Data rows:
● ● ● ● ●

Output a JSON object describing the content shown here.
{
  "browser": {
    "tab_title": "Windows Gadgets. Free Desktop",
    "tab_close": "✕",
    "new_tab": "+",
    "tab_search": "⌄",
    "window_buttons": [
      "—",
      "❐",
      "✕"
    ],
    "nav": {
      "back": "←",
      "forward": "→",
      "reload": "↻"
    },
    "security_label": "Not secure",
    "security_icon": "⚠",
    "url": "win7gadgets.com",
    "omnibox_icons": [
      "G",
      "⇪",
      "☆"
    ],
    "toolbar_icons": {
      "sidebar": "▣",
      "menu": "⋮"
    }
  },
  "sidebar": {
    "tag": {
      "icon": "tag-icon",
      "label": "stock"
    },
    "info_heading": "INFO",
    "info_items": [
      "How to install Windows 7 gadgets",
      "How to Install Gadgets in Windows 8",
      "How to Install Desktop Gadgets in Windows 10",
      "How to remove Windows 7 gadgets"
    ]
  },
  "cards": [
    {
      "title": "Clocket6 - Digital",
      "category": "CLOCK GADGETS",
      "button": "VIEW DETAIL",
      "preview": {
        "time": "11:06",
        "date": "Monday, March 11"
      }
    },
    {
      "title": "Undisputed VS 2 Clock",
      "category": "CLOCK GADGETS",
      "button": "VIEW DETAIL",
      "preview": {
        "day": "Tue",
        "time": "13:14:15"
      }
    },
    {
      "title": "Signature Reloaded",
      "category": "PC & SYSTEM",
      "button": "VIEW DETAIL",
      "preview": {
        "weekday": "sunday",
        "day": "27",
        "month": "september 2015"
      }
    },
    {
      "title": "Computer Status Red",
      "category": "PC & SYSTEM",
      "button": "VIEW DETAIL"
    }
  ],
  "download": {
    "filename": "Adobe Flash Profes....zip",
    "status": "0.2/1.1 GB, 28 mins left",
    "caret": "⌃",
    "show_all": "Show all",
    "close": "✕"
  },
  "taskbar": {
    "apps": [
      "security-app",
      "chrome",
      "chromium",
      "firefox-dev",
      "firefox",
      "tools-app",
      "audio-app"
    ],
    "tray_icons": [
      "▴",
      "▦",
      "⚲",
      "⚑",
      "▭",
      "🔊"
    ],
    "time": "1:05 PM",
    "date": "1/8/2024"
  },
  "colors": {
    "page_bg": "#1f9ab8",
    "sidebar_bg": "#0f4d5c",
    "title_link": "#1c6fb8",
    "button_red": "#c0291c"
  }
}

● ● ● ● ●

Problem to solve:
Return all lines containing the word "Desktop".

Written reply:
    "tab_title": "Windows Gadgets. Free Desktop",
      "How to Install Desktop Gadgets in Windows 10",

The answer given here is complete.